Jobs:
**a.** From the passage on R.K. Laxman, reproduce the stretch that begins at the words "For many of" and stops after "Laxman’s cartoons can.".
**b.** In the passage on R.K. Laxman, what year did Laxman move to the Times of India?

For many of Laxman’s generation and beyond, his cartooning was unmistakably of a Mumbaikar (then Bombay, India’s financial capital). He was often contrasted with the cartoonists of the political capital, Delhi— Abu Abraham and Shankar: “… the difference between Delhi and Bombay is the difference between Abu Abraham and R.K. Laxman,” quipped the renowned satirist and columnist of the hugely popular column, “Round and About” Busy Bee (1986). His columns often made a dig at Laxman and his friend, the cartoonist-politician Bal Thackeray.
For author Khushwant Singh, Laxman (1921-2015), personified Bombay, just as its landmark, the Gateway of India. Built in 1924, Mumbai’s spectacular monument can no longer claim to be the gateway to India. Laxman’s cartoons can.
Laxman came to Mumbai from Mysore, Karnataka. His arrival in 1947 gave young Laxman a tremendous opportunity—the responsibility to caricature the Partition’s long, harrowing violence. In 1948, when he moved to the Mumbai-based mainstream newspaper, the Times of India, it was to mark a six-decade association that would lead observers to puzzle: Did Laxman make the Times of India or did the Times of India make Laxman?
Through his cartoons published in various editions of the Times of India, Laxman reached newspaper readers beyond Mumbai. His cartoons were also translated in Hindi.
But just as Laxman’s common man character seemed perfectly at ease in Delhi, Mumbai, Bangalore and possibly Lahore and Dhaka, his creator too struck a chord with all experiencing the pangs of a modern city, awry developmental agendas and the red tape of bureaucracy.
“You Said It”— The one-column cartoon format became all the rage among readers in India.

Element box annotations
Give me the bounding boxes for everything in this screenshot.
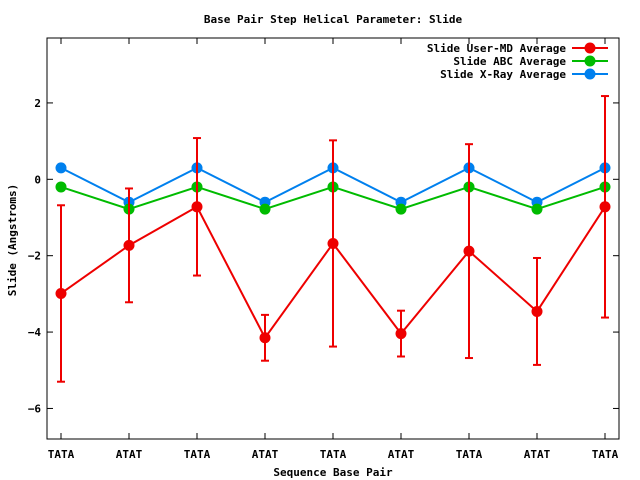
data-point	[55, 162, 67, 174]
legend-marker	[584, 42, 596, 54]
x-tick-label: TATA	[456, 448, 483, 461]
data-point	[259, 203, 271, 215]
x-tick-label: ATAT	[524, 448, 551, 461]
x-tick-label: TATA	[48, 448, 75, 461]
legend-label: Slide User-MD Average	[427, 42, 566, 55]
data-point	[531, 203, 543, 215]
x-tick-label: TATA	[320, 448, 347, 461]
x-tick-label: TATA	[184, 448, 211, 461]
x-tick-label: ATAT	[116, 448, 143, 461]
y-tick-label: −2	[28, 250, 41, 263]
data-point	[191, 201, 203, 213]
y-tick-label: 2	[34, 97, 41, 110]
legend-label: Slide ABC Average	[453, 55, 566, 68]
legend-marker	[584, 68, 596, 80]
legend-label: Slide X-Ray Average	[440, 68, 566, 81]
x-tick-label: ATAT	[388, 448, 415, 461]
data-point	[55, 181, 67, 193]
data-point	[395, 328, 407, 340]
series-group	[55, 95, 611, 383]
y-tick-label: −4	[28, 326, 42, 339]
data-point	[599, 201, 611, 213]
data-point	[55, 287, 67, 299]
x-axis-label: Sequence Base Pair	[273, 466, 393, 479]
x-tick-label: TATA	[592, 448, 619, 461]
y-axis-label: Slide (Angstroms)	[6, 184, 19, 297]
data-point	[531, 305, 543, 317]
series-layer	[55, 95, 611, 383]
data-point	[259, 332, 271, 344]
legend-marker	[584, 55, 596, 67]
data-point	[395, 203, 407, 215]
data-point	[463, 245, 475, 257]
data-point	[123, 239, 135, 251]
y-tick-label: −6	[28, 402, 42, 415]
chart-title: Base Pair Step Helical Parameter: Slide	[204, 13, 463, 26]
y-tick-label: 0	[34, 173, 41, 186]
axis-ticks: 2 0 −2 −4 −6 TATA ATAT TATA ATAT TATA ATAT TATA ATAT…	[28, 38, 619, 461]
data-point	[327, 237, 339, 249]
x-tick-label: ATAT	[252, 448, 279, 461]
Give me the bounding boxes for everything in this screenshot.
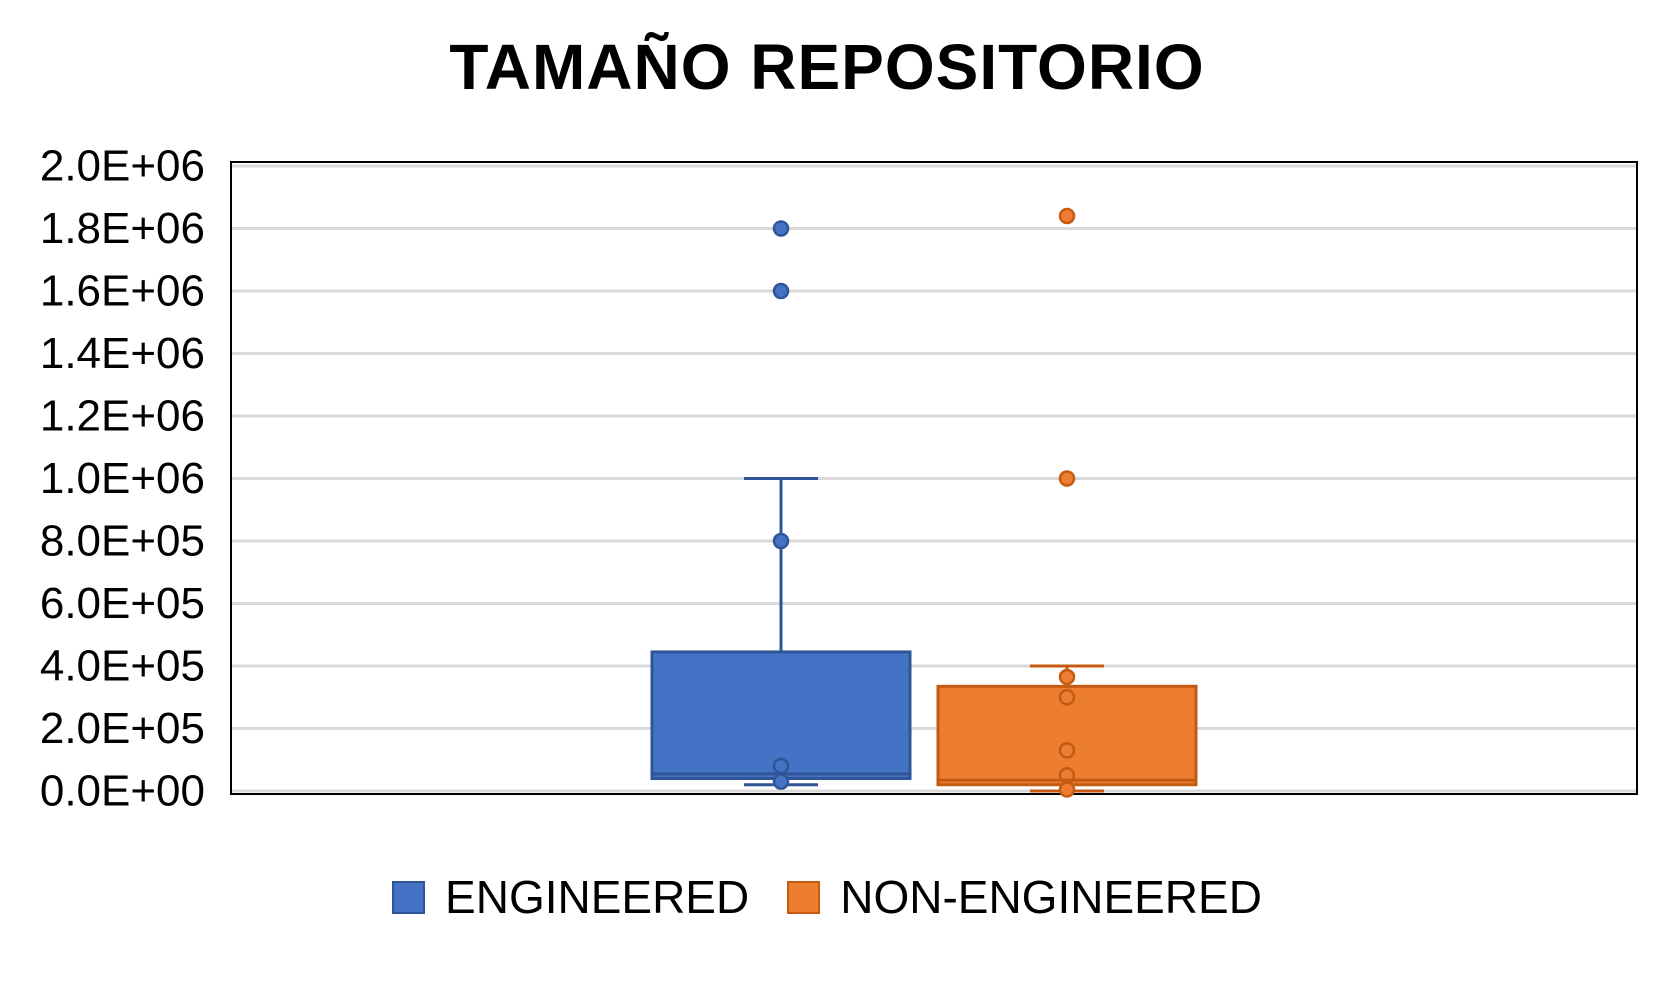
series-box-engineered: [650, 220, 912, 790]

Results of the exercise:
**a.**
For many of Laxman’s generation and beyond, his cartooning was unmistakably of a Mumbaikar (then Bombay, India’s financial capital). He was often contrasted with the cartoonists of the political capital, Delhi— Abu Abraham and Shankar: “… the difference between Delhi and Bombay is the difference between Abu Abraham and R.K. Laxman,” quipped the renowned satirist and columnist of the hugely popular column, “Round and About” Busy Bee (1986). His columns often made a dig at Laxman and his friend, the cartoonist-politician Bal Thackeray.
For author Khushwant Singh, Laxman (1921-2015), personified Bombay, just as its landmark, the Gateway of India. Built in 1924, Mumbai’s spectacular monument can no longer claim to be the gateway to India. Laxman’s cartoons can.

**b.** 1948